[Figure contents as structured data]
______

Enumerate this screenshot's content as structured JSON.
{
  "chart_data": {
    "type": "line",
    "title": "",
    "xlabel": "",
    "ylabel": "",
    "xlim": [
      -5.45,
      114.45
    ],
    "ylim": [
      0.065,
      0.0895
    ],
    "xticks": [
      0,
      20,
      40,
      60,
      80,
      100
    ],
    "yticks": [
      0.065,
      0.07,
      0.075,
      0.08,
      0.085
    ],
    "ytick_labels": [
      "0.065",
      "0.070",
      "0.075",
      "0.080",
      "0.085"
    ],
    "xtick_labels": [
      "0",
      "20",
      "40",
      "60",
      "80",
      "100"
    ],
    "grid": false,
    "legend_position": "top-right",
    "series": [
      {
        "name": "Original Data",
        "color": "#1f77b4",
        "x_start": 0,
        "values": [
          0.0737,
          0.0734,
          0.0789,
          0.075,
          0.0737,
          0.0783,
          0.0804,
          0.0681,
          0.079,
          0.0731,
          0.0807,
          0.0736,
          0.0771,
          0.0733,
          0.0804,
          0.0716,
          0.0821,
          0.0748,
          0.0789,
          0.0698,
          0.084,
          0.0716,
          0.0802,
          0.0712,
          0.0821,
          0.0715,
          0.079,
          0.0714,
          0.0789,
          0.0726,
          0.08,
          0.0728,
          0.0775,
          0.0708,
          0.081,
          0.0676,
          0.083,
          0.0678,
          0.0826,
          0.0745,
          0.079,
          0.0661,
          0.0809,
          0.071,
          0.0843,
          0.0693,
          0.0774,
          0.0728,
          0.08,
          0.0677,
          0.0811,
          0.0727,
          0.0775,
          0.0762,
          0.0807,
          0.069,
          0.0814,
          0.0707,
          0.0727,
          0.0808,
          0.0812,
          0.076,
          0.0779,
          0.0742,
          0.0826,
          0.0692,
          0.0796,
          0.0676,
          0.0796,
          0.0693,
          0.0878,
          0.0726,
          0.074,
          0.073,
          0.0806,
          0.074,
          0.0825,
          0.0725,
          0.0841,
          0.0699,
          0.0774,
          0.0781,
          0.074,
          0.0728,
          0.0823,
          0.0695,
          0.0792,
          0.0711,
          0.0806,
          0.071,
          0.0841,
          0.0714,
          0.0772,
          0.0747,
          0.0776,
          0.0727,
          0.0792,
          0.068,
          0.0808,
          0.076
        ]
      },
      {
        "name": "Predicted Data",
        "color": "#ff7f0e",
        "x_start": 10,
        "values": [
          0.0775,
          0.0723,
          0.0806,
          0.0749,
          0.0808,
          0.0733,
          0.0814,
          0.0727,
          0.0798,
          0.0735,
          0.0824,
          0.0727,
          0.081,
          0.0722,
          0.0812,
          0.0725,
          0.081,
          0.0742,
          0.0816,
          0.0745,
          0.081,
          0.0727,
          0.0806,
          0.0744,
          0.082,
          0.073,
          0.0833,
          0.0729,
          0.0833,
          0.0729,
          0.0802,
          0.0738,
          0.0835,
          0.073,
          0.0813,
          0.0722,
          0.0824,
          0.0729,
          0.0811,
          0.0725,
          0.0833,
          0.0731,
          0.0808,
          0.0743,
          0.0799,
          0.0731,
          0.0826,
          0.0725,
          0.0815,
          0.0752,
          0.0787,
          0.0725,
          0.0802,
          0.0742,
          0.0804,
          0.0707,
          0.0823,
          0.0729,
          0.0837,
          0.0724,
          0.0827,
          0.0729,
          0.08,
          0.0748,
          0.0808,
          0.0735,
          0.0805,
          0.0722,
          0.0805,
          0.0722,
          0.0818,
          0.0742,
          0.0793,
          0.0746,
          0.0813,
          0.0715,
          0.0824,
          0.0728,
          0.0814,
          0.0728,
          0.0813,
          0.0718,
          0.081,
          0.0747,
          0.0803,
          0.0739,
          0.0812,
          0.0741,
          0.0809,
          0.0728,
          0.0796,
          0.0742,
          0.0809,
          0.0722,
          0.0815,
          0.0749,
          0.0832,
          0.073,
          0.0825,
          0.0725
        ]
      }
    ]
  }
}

______

* [Aim]
The word "name" may appear on some lines of these records; state how many such lines there are, and nothing else.

* [Problem solution]
2